* _Objective_
Every record that follows must be duplicated exactly, with images left out.

* _Listing_
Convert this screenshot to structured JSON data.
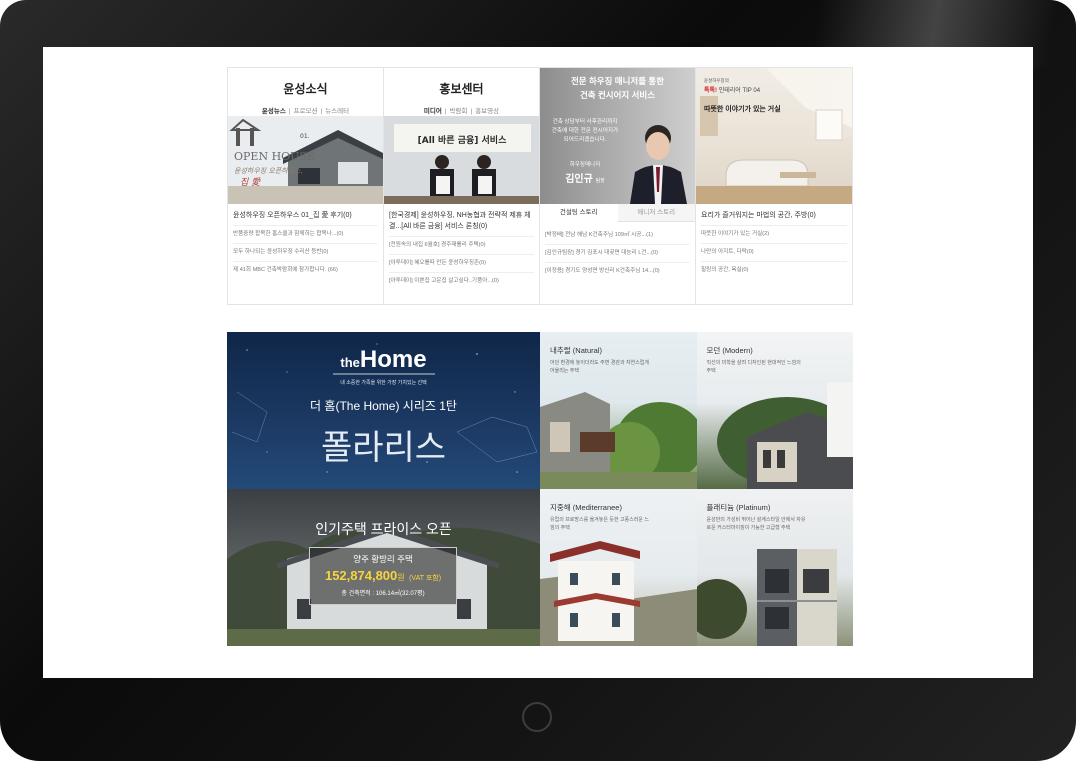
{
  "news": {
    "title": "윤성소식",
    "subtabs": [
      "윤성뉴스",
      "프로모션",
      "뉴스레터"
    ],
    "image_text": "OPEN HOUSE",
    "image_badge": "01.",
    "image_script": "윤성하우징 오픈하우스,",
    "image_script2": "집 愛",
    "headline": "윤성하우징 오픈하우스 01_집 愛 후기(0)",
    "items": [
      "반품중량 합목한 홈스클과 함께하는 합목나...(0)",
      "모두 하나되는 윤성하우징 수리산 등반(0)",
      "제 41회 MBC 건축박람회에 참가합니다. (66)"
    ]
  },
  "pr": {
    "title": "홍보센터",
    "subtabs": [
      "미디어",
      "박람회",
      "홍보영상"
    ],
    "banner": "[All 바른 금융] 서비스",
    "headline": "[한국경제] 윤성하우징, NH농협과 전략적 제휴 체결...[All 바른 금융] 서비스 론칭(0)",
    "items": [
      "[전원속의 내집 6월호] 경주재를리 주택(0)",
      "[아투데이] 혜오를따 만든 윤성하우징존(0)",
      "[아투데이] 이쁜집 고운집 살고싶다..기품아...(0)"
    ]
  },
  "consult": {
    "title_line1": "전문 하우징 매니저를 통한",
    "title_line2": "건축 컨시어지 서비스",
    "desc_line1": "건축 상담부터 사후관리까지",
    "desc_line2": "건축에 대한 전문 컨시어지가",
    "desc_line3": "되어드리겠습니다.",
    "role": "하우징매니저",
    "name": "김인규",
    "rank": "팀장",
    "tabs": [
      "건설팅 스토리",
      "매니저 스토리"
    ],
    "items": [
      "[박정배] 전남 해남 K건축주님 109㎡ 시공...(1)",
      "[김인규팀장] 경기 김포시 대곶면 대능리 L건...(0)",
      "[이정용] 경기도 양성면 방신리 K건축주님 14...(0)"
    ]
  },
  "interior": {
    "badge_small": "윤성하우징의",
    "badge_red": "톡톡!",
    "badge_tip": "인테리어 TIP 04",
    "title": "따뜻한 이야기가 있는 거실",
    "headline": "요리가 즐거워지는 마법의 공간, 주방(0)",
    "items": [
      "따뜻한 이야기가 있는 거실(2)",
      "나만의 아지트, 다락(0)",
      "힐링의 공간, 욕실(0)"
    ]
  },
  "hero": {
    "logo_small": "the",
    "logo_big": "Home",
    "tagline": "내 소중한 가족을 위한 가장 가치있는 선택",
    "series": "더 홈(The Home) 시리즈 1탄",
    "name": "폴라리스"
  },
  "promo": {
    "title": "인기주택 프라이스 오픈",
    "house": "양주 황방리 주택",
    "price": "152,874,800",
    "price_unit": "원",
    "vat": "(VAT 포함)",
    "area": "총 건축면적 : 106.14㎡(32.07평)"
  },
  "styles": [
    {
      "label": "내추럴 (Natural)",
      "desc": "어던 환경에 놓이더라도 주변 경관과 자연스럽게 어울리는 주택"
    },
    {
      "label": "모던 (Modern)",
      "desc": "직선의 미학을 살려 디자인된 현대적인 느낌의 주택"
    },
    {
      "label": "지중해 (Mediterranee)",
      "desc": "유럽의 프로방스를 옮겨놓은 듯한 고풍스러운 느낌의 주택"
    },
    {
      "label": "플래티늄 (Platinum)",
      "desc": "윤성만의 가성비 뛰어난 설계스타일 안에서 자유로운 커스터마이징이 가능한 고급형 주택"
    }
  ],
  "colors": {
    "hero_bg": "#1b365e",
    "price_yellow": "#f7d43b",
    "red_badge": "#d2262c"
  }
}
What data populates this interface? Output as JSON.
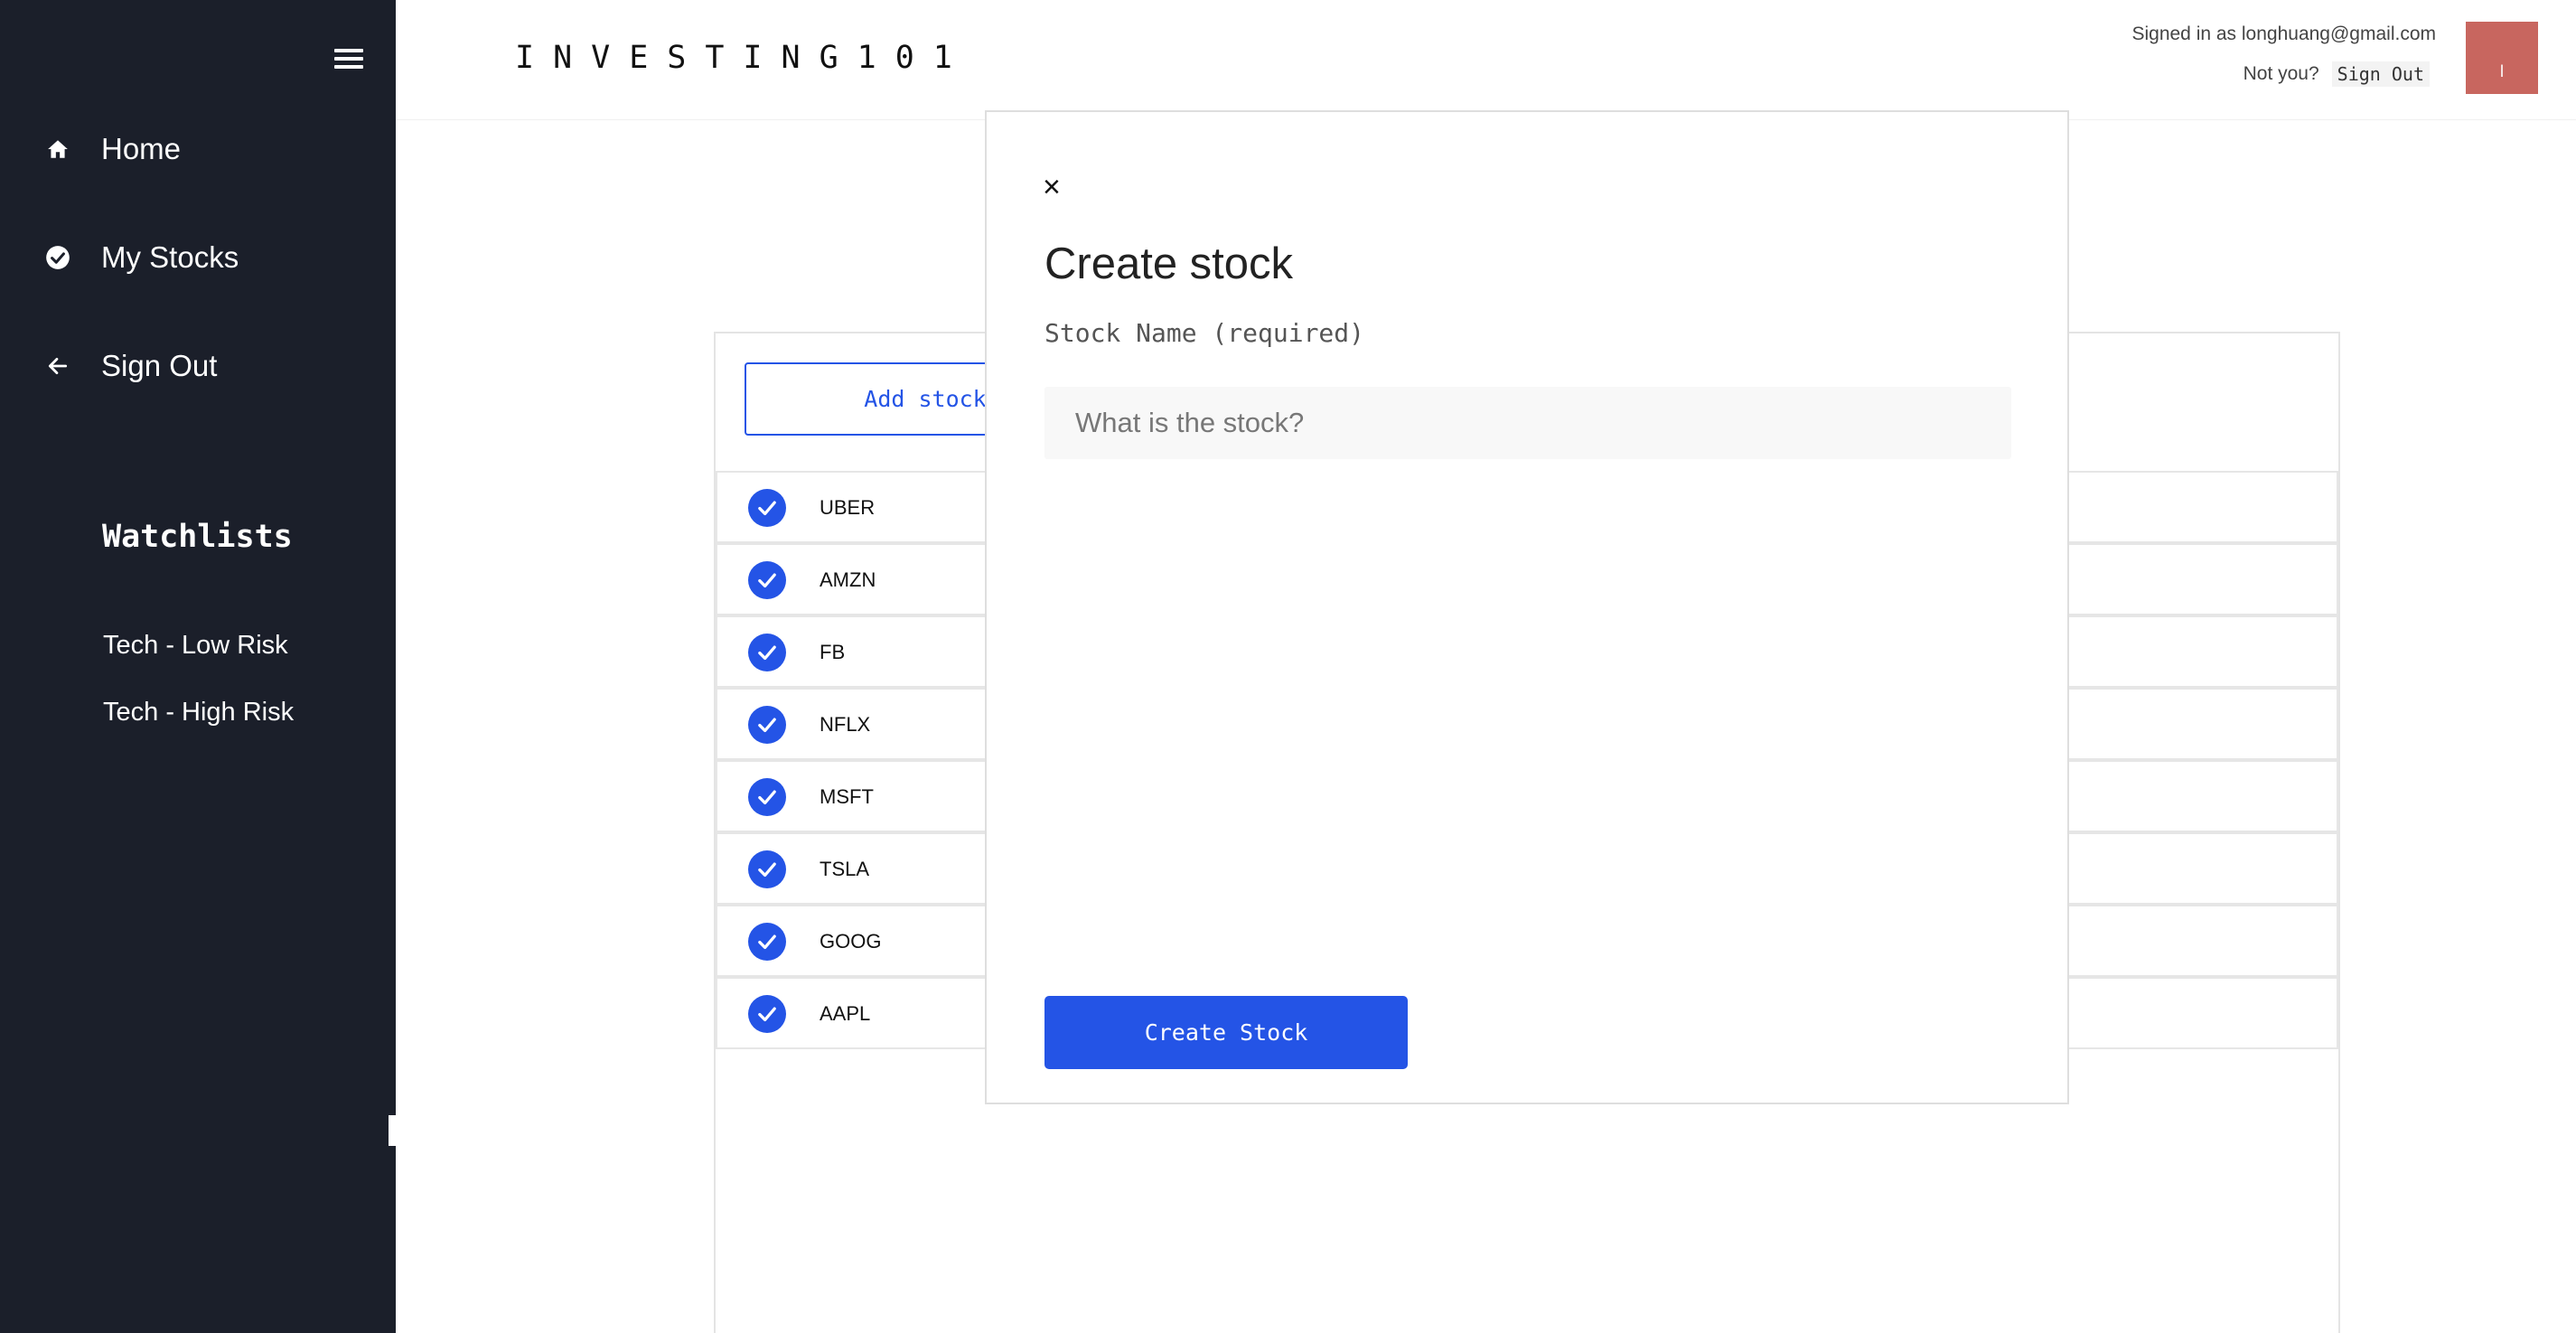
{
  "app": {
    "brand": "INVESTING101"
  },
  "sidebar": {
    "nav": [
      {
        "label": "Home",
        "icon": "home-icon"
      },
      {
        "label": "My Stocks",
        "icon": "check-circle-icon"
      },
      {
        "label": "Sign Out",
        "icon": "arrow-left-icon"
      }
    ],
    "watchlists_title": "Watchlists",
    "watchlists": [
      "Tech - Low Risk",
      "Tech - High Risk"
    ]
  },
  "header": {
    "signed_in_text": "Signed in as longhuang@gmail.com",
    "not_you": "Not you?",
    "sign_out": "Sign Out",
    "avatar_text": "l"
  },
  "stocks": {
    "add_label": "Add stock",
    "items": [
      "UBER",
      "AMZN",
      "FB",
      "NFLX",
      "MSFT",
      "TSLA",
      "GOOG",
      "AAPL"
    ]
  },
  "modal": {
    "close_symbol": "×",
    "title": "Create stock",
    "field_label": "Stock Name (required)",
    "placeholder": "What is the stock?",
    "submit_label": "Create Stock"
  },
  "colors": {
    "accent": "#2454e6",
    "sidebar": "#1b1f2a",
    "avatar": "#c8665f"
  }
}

* _Output below_
Convert this screenshot to structured JSON data.
{
  "news": {
    "title": "윤성소식",
    "subtabs": [
      "윤성뉴스",
      "프로모션",
      "뉴스레터"
    ],
    "image_text": "OPEN HOUSE",
    "image_badge": "01.",
    "image_script": "윤성하우징 오픈하우스,",
    "image_script2": "집 愛",
    "headline": "윤성하우징 오픈하우스 01_집 愛 후기(0)",
    "items": [
      "반품중량 합목한 홈스클과 함께하는 합목나...(0)",
      "모두 하나되는 윤성하우징 수리산 등반(0)",
      "제 41회 MBC 건축박람회에 참가합니다. (66)"
    ]
  },
  "pr": {
    "title": "홍보센터",
    "subtabs": [
      "미디어",
      "박람회",
      "홍보영상"
    ],
    "banner": "[All 바른 금융] 서비스",
    "headline": "[한국경제] 윤성하우징, NH농협과 전략적 제휴 체결...[All 바른 금융] 서비스 론칭(0)",
    "items": [
      "[전원속의 내집 6월호] 경주재를리 주택(0)",
      "[아투데이] 혜오를따 만든 윤성하우징존(0)",
      "[아투데이] 이쁜집 고운집 살고싶다..기품아...(0)"
    ]
  },
  "consult": {
    "title_line1": "전문 하우징 매니저를 통한",
    "title_line2": "건축 컨시어지 서비스",
    "desc_line1": "건축 상담부터 사후관리까지",
    "desc_line2": "건축에 대한 전문 컨시어지가",
    "desc_line3": "되어드리겠습니다.",
    "role": "하우징매니저",
    "name": "김인규",
    "rank": "팀장",
    "tabs": [
      "건설팅 스토리",
      "매니저 스토리"
    ],
    "items": [
      "[박정배] 전남 해남 K건축주님 109㎡ 시공...(1)",
      "[김인규팀장] 경기 김포시 대곶면 대능리 L건...(0)",
      "[이정용] 경기도 양성면 방신리 K건축주님 14...(0)"
    ]
  },
  "interior": {
    "badge_small": "윤성하우징의",
    "badge_red": "톡톡!",
    "badge_tip": "인테리어 TIP 04",
    "title": "따뜻한 이야기가 있는 거실",
    "headline": "요리가 즐거워지는 마법의 공간, 주방(0)",
    "items": [
      "따뜻한 이야기가 있는 거실(2)",
      "나만의 아지트, 다락(0)",
      "힐링의 공간, 욕실(0)"
    ]
  },
  "hero": {
    "logo_small": "the",
    "logo_big": "Home",
    "tagline": "내 소중한 가족을 위한 가장 가치있는 선택",
    "series": "더 홈(The Home) 시리즈 1탄",
    "name": "폴라리스"
  },
  "promo": {
    "title": "인기주택 프라이스 오픈",
    "house": "양주 황방리 주택",
    "price": "152,874,800",
    "price_unit": "원",
    "vat": "(VAT 포함)",
    "area": "총 건축면적 : 106.14㎡(32.07평)"
  },
  "styles": [
    {
      "label": "내추럴 (Natural)",
      "desc": "어던 환경에 놓이더라도 주변 경관과 자연스럽게 어울리는 주택"
    },
    {
      "label": "모던 (Modern)",
      "desc": "직선의 미학을 살려 디자인된 현대적인 느낌의 주택"
    },
    {
      "label": "지중해 (Mediterranee)",
      "desc": "유럽의 프로방스를 옮겨놓은 듯한 고풍스러운 느낌의 주택"
    },
    {
      "label": "플래티늄 (Platinum)",
      "desc": "윤성만의 가성비 뛰어난 설계스타일 안에서 자유로운 커스터마이징이 가능한 고급형 주택"
    }
  ],
  "colors": {
    "hero_bg": "#1b365e",
    "price_yellow": "#f7d43b",
    "red_badge": "#d2262c"
  }
}
What data populates this interface? Output as JSON.
{
  "app": {
    "brand": "INVESTING101"
  },
  "sidebar": {
    "nav": [
      {
        "label": "Home",
        "icon": "home-icon"
      },
      {
        "label": "My Stocks",
        "icon": "check-circle-icon"
      },
      {
        "label": "Sign Out",
        "icon": "arrow-left-icon"
      }
    ],
    "watchlists_title": "Watchlists",
    "watchlists": [
      "Tech - Low Risk",
      "Tech - High Risk"
    ]
  },
  "header": {
    "signed_in_text": "Signed in as longhuang@gmail.com",
    "not_you": "Not you?",
    "sign_out": "Sign Out",
    "avatar_text": "l"
  },
  "stocks": {
    "add_label": "Add stock",
    "items": [
      "UBER",
      "AMZN",
      "FB",
      "NFLX",
      "MSFT",
      "TSLA",
      "GOOG",
      "AAPL"
    ]
  },
  "modal": {
    "close_symbol": "×",
    "title": "Create stock",
    "field_label": "Stock Name (required)",
    "placeholder": "What is the stock?",
    "submit_label": "Create Stock"
  },
  "colors": {
    "accent": "#2454e6",
    "sidebar": "#1b1f2a",
    "avatar": "#c8665f"
  }
}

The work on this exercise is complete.